### Instructions for the task
Report the number of lines that include "Give", with no additional text.

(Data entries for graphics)
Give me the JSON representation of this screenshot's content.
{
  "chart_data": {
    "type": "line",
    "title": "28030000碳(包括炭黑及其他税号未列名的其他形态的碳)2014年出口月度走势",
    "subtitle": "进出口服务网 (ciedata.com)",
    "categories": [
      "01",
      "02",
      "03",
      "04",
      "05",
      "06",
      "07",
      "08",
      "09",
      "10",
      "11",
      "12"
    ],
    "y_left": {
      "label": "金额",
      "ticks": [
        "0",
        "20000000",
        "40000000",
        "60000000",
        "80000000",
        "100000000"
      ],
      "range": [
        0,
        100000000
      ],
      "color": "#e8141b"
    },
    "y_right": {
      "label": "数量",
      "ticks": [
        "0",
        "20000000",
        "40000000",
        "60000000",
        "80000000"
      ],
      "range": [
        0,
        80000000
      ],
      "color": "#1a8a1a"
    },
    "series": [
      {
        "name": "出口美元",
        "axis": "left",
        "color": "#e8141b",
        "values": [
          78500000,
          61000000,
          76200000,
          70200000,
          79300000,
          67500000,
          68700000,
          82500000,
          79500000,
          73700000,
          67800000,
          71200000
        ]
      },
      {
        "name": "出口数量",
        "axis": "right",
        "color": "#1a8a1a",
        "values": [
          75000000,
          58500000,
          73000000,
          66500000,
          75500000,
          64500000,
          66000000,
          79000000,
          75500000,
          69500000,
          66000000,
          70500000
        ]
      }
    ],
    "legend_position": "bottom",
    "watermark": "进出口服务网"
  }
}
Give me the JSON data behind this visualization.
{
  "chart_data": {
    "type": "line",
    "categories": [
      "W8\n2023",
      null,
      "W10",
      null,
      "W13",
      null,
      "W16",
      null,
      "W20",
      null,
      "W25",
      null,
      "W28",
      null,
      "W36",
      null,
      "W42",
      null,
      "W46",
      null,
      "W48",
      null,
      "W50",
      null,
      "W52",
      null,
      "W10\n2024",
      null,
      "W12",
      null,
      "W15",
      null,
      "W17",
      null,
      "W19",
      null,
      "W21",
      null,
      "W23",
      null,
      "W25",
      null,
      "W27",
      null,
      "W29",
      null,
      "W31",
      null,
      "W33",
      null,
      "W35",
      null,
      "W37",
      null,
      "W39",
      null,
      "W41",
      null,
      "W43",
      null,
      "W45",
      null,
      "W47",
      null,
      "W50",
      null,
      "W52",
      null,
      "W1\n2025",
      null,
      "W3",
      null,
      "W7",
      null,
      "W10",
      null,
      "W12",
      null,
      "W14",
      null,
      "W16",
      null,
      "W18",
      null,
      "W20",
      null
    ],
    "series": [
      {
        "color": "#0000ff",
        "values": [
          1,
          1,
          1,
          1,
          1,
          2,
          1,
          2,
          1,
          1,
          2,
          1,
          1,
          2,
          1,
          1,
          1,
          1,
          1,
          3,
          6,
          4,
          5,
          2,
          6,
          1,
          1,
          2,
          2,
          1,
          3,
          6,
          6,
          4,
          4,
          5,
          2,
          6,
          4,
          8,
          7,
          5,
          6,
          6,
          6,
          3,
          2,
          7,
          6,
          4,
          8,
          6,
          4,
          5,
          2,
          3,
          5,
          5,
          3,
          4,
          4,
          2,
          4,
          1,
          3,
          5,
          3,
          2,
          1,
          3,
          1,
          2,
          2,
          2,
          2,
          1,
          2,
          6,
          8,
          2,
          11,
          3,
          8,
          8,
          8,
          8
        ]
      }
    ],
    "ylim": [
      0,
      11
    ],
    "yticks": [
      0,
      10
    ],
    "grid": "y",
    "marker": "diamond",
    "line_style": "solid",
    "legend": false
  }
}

### Task response
2